Task to complete:
Leave out the pictures; transcribe all else exactly.

Data for the task:
☆ ☆ ☆ ☆

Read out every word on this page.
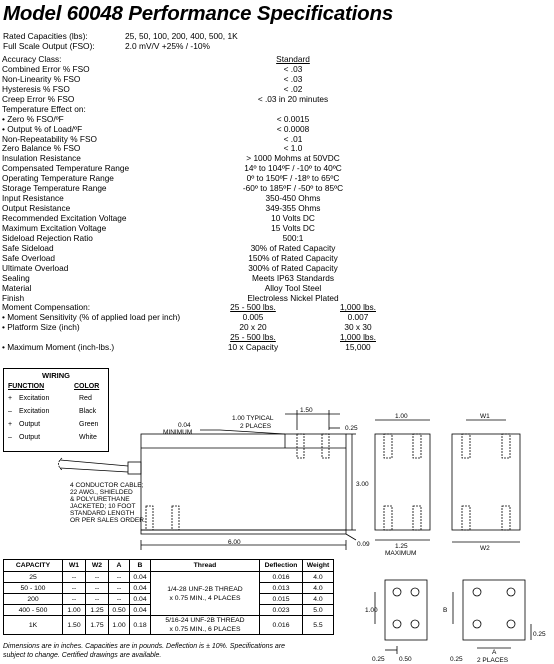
Model 60048 Performance Specifications
Rated Capacities (lbs):	25, 50, 100, 200, 400, 500, 1K
Full Scale Output (FSO):	2.0 mV/V +25% / -10%
Accuracy Class:	Standard
Combined Error % FSO	< .03
Non-Linearity % FSO	< .03
Hysteresis % FSO	< .02
Creep Error % FSO	< .03 in 20 minutes
Temperature Effect on:
• Zero % FSO/ºF	< 0.0015
• Output % of Load/ºF	< 0.0008
Non-Repeatability % FSO	< .01
Zero Balance % FSO	< 1.0
Insulation Resistance	> 1000 Mohms at 50VDC
Compensated Temperature Range	14º to 104ºF / -10º to 40ºC
Operating Temperature Range	0º to 150ºF / -18º to 65ºC
Storage Temperature Range	-60º to 185ºF / -50º to 85ºC
Input Resistance	350-450 Ohms
Output Resistance	349-355 Ohms
Recommended Excitation Voltage	10 Volts DC
Maximum Excitation Voltage	15 Volts DC
Sideload Rejection Ratio	500:1
Safe Sideload	30% of Rated Capacity
Safe Overload	150% of Rated Capacity
Ultimate Overload	300% of Rated Capacity
Sealing	Meets IP63 Standards
Material	Alloy Tool Steel
Finish	Electroless Nickel Plated
Moment Compensation:	25 - 500 lbs.	1,000 lbs.
• Moment Sensitivity (% of applied load per inch)	0.005	0.007
• Platform Size (inch)	20 x 20	30 x 30
25 - 500 lbs.	1,000 lbs.
• Maximum Moment (inch-lbs.)	10 x Capacity	15,000
WIRING
FUNCTION	COLOR
+ Excitation	Red
– Excitation	Black
+ Output	Green
– Output	White
0.04
MINIMUM
1.00 TYPICAL
2 PLACES
1.50
0.25
3.00
6.00	0.09
1.00
1.25
MAXIMUM
W1
W2
4 CONDUCTOR CABLE;
22 AWG., SHIELDED
& POLYURETHANE
JACKETED; 10 FOOT
STANDARD LENGTH
OR PER SALES ORDER.
1.00
0.25 0.50
B
0.25
A
2 PLACES
0.25
CAPACITY	W1	W2	A	B	Thread	Deflection	Weight
25	--	--	--	0.04	1/4-28 UNF-2B THREAD
x 0.75 MIN., 4 PLACES	0.016	4.0
50 - 100	--	--	--	0.04		0.013	4.0
200	--	--	--	0.04		0.015	4.0
400 - 500	1.00	1.25	0.50	0.04		0.023	5.0
1K	1.50	1.75	1.00	0.18	5/16-24 UNF-2B THREAD
x 0.75 MIN., 6 PLACES	0.016	5.5
Dimensions are in inches. Capacities are in pounds. Deflection is ± 10%. Specifications are
subject to change. Certified drawings are available.
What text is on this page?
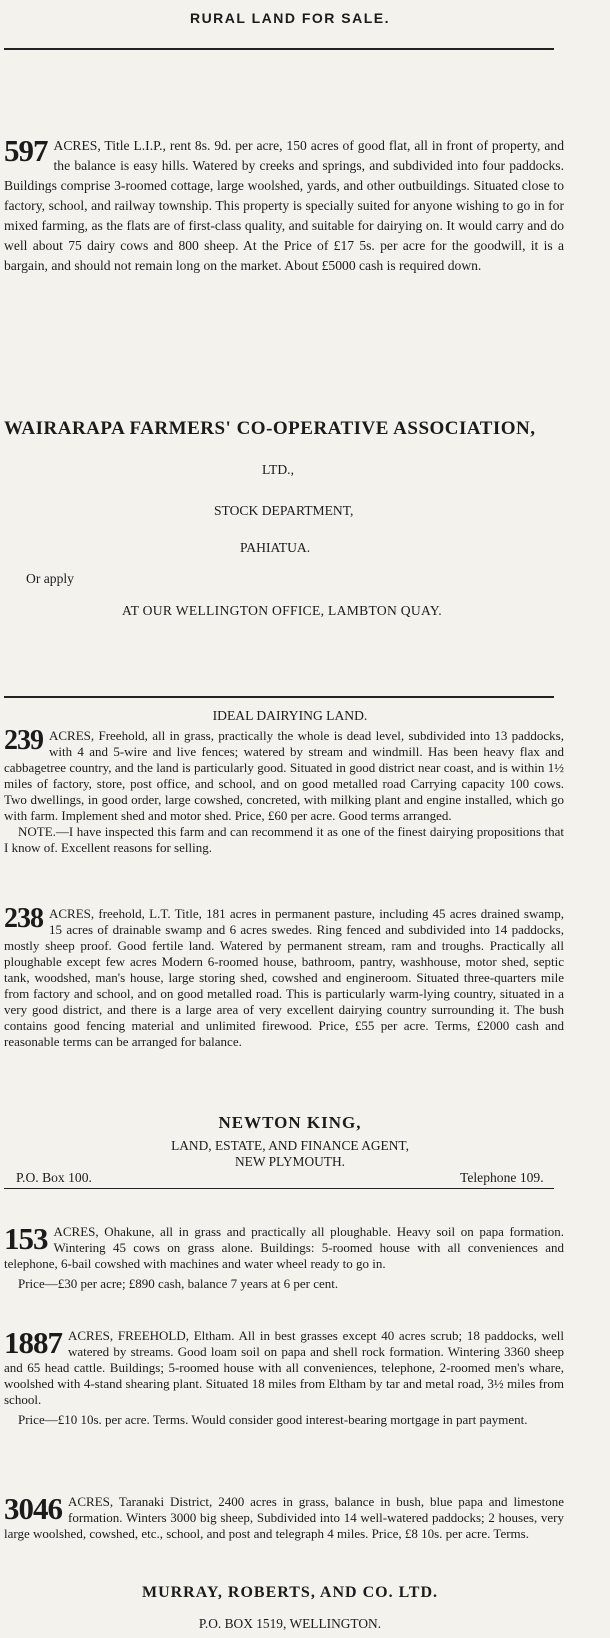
RURAL LAND FOR SALE.
597 ACRES, Title L.I.P., rent 8s. 9d. per acre, 150 acres of good flat, all in front of property, and the balance is easy hills. Watered by creeks and springs, and subdivided into four paddocks. Buildings comprise 3-roomed cottage, large woolshed, yards, and other outbuildings. Situated close to factory, school, and railway township. This property is specially suited for anyone wishing to go in for mixed farming, as the flats are of first-class quality, and suitable for dairying on. It would carry and do well about 75 dairy cows and 800 sheep. At the Price of £17 5s. per acre for the goodwill, it is a bargain, and should not remain long on the market. About £5000 cash is required down.
WAIRARAPA FARMERS' CO-OPERATIVE ASSOCIATION,
LTD.,
STOCK DEPARTMENT,
PAHIATUA.
Or apply
AT OUR WELLINGTON OFFICE, LAMBTON QUAY.
IDEAL DAIRYING LAND.
239 ACRES, Freehold, all in grass, practically the whole is dead level, subdivided into 13 paddocks, with 4 and 5-wire and live fences; watered by stream and windmill. Has been heavy flax and cabbagetree country, and the land is particularly good. Situated in good district near coast, and is within 1½ miles of factory, store, post office, and school, and on good metalled road Carrying capacity 100 cows. Two dwellings, in good order, large cowshed, concreted, with milking plant and engine installed, which go with farm. Implement shed and motor shed. Price, £60 per acre. Good terms arranged.
NOTE.—I have inspected this farm and can recommend it as one of the finest dairying propositions that I know of. Excellent reasons for selling.
238 ACRES, freehold, L.T. Title, 181 acres in permanent pasture, including 45 acres drained swamp, 15 acres of drainable swamp and 6 acres swedes. Ring fenced and subdivided into 14 paddocks, mostly sheep proof. Good fertile land. Watered by permanent stream, ram and troughs. Practically all ploughable except few acres Modern 6-roomed house, bathroom, pantry, washhouse, motor shed, septic tank, woodshed, man's house, large storing shed, cowshed and engineroom. Situated three-quarters mile from factory and school, and on good metalled road. This is particularly warm-lying country, situated in a very good district, and there is a large area of very excellent dairying country surrounding it. The bush contains good fencing material and unlimited firewood. Price, £55 per acre. Terms, £2000 cash and reasonable terms can be arranged for balance.
NEWTON KING,
LAND, ESTATE, AND FINANCE AGENT,
NEW PLYMOUTH.
P.O. Box 100.	Telephone 109.
153 ACRES, Ohakune, all in grass and practically all ploughable. Heavy soil on papa formation. Wintering 45 cows on grass alone. Buildings: 5-roomed house with all conveniences and telephone, 6-bail cowshed with machines and water wheel ready to go in.
Price—£30 per acre; £890 cash, balance 7 years at 6 per cent.
1887 ACRES, FREEHOLD, Eltham. All in best grasses except 40 acres scrub; 18 paddocks, well watered by streams. Good loam soil on papa and shell rock formation. Wintering 3360 sheep and 65 head cattle. Buildings; 5-roomed house with all conveniences, telephone, 2-roomed men's whare, woolshed with 4-stand shearing plant. Situated 18 miles from Eltham by tar and metal road, 3½ miles from school.
Price—£10 10s. per acre. Terms. Would consider good interest-bearing mortgage in part payment.
3046 ACRES, Taranaki District, 2400 acres in grass, balance in bush, blue papa and limestone formation. Winters 3000 big sheep, Subdivided into 14 well-watered paddocks; 2 houses, very large woolshed, cowshed, etc., school, and post and telegraph 4 miles. Price, £8 10s. per acre. Terms.
MURRAY, ROBERTS, AND CO. LTD.
P.O. BOX 1519, WELLINGTON.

☆ ☆ ☆ ☆

The completed task:
Read out every word on this page.
Model 60048 Performance Specifications
Rated Capacities (lbs):	25, 50, 100, 200, 400, 500, 1K
Full Scale Output (FSO):	2.0 mV/V +25% / -10%
Accuracy Class:	Standard
Combined Error % FSO	< .03
Non-Linearity % FSO	< .03
Hysteresis % FSO	< .02
Creep Error % FSO	< .03 in 20 minutes
Temperature Effect on:
• Zero % FSO/ºF	< 0.0015
• Output % of Load/ºF	< 0.0008
Non-Repeatability % FSO	< .01
Zero Balance % FSO	< 1.0
Insulation Resistance	> 1000 Mohms at 50VDC
Compensated Temperature Range	14º to 104ºF / -10º to 40ºC
Operating Temperature Range	0º to 150ºF / -18º to 65ºC
Storage Temperature Range	-60º to 185ºF / -50º to 85ºC
Input Resistance	350-450 Ohms
Output Resistance	349-355 Ohms
Recommended Excitation Voltage	10 Volts DC
Maximum Excitation Voltage	15 Volts DC
Sideload Rejection Ratio	500:1
Safe Sideload	30% of Rated Capacity
Safe Overload	150% of Rated Capacity
Ultimate Overload	300% of Rated Capacity
Sealing	Meets IP63 Standards
Material	Alloy Tool Steel
Finish	Electroless Nickel Plated
Moment Compensation:	25 - 500 lbs.	1,000 lbs.
• Moment Sensitivity (% of applied load per inch)	0.005	0.007
• Platform Size (inch)	20 x 20	30 x 30
25 - 500 lbs.	1,000 lbs.
• Maximum Moment (inch-lbs.)	10 x Capacity	15,000
WIRING
FUNCTION	COLOR
+ Excitation	Red
– Excitation	Black
+ Output	Green
– Output	White
0.04
MINIMUM
1.00 TYPICAL
2 PLACES
1.50
0.25
3.00
6.00	0.09
1.00
1.25
MAXIMUM
W1
W2
4 CONDUCTOR CABLE;
22 AWG., SHIELDED
& POLYURETHANE
JACKETED; 10 FOOT
STANDARD LENGTH
OR PER SALES ORDER.
1.00
0.25 0.50
B
0.25
A
2 PLACES
0.25
CAPACITY	W1	W2	A	B	Thread	Deflection	Weight
25	--	--	--	0.04	1/4-28 UNF-2B THREAD
x 0.75 MIN., 4 PLACES	0.016	4.0
50 - 100	--	--	--	0.04		0.013	4.0
200	--	--	--	0.04		0.015	4.0
400 - 500	1.00	1.25	0.50	0.04		0.023	5.0
1K	1.50	1.75	1.00	0.18	5/16-24 UNF-2B THREAD
x 0.75 MIN., 6 PLACES	0.016	5.5
Dimensions are in inches. Capacities are in pounds. Deflection is ± 10%. Specifications are
subject to change. Certified drawings are available.
What text is on this page?
RURAL LAND FOR SALE.
597 ACRES, Title L.I.P., rent 8s. 9d. per acre, 150 acres of good flat, all in front of property, and the balance is easy hills. Watered by creeks and springs, and subdivided into four paddocks. Buildings comprise 3-roomed cottage, large woolshed, yards, and other outbuildings. Situated close to factory, school, and railway township. This property is specially suited for anyone wishing to go in for mixed farming, as the flats are of first-class quality, and suitable for dairying on. It would carry and do well about 75 dairy cows and 800 sheep. At the Price of £17 5s. per acre for the goodwill, it is a bargain, and should not remain long on the market. About £5000 cash is required down.
WAIRARAPA FARMERS' CO-OPERATIVE ASSOCIATION,
LTD.,
STOCK DEPARTMENT,
PAHIATUA.
Or apply
AT OUR WELLINGTON OFFICE, LAMBTON QUAY.
IDEAL DAIRYING LAND.
239 ACRES, Freehold, all in grass, practically the whole is dead level, subdivided into 13 paddocks, with 4 and 5-wire and live fences; watered by stream and windmill. Has been heavy flax and cabbagetree country, and the land is particularly good. Situated in good district near coast, and is within 1½ miles of factory, store, post office, and school, and on good metalled road Carrying capacity 100 cows. Two dwellings, in good order, large cowshed, concreted, with milking plant and engine installed, which go with farm. Implement shed and motor shed. Price, £60 per acre. Good terms arranged.
NOTE.—I have inspected this farm and can recommend it as one of the finest dairying propositions that I know of. Excellent reasons for selling.
238 ACRES, freehold, L.T. Title, 181 acres in permanent pasture, including 45 acres drained swamp, 15 acres of drainable swamp and 6 acres swedes. Ring fenced and subdivided into 14 paddocks, mostly sheep proof. Good fertile land. Watered by permanent stream, ram and troughs. Practically all ploughable except few acres Modern 6-roomed house, bathroom, pantry, washhouse, motor shed, septic tank, woodshed, man's house, large storing shed, cowshed and engineroom. Situated three-quarters mile from factory and school, and on good metalled road. This is particularly warm-lying country, situated in a very good district, and there is a large area of very excellent dairying country surrounding it. The bush contains good fencing material and unlimited firewood. Price, £55 per acre. Terms, £2000 cash and reasonable terms can be arranged for balance.
NEWTON KING,
LAND, ESTATE, AND FINANCE AGENT,
NEW PLYMOUTH.
P.O. Box 100.	Telephone 109.
153 ACRES, Ohakune, all in grass and practically all ploughable. Heavy soil on papa formation. Wintering 45 cows on grass alone. Buildings: 5-roomed house with all conveniences and telephone, 6-bail cowshed with machines and water wheel ready to go in.
Price—£30 per acre; £890 cash, balance 7 years at 6 per cent.
1887 ACRES, FREEHOLD, Eltham. All in best grasses except 40 acres scrub; 18 paddocks, well watered by streams. Good loam soil on papa and shell rock formation. Wintering 3360 sheep and 65 head cattle. Buildings; 5-roomed house with all conveniences, telephone, 2-roomed men's whare, woolshed with 4-stand shearing plant. Situated 18 miles from Eltham by tar and metal road, 3½ miles from school.
Price—£10 10s. per acre. Terms. Would consider good interest-bearing mortgage in part payment.
3046 ACRES, Taranaki District, 2400 acres in grass, balance in bush, blue papa and limestone formation. Winters 3000 big sheep, Subdivided into 14 well-watered paddocks; 2 houses, very large woolshed, cowshed, etc., school, and post and telegraph 4 miles. Price, £8 10s. per acre. Terms.
MURRAY, ROBERTS, AND CO. LTD.
P.O. BOX 1519, WELLINGTON.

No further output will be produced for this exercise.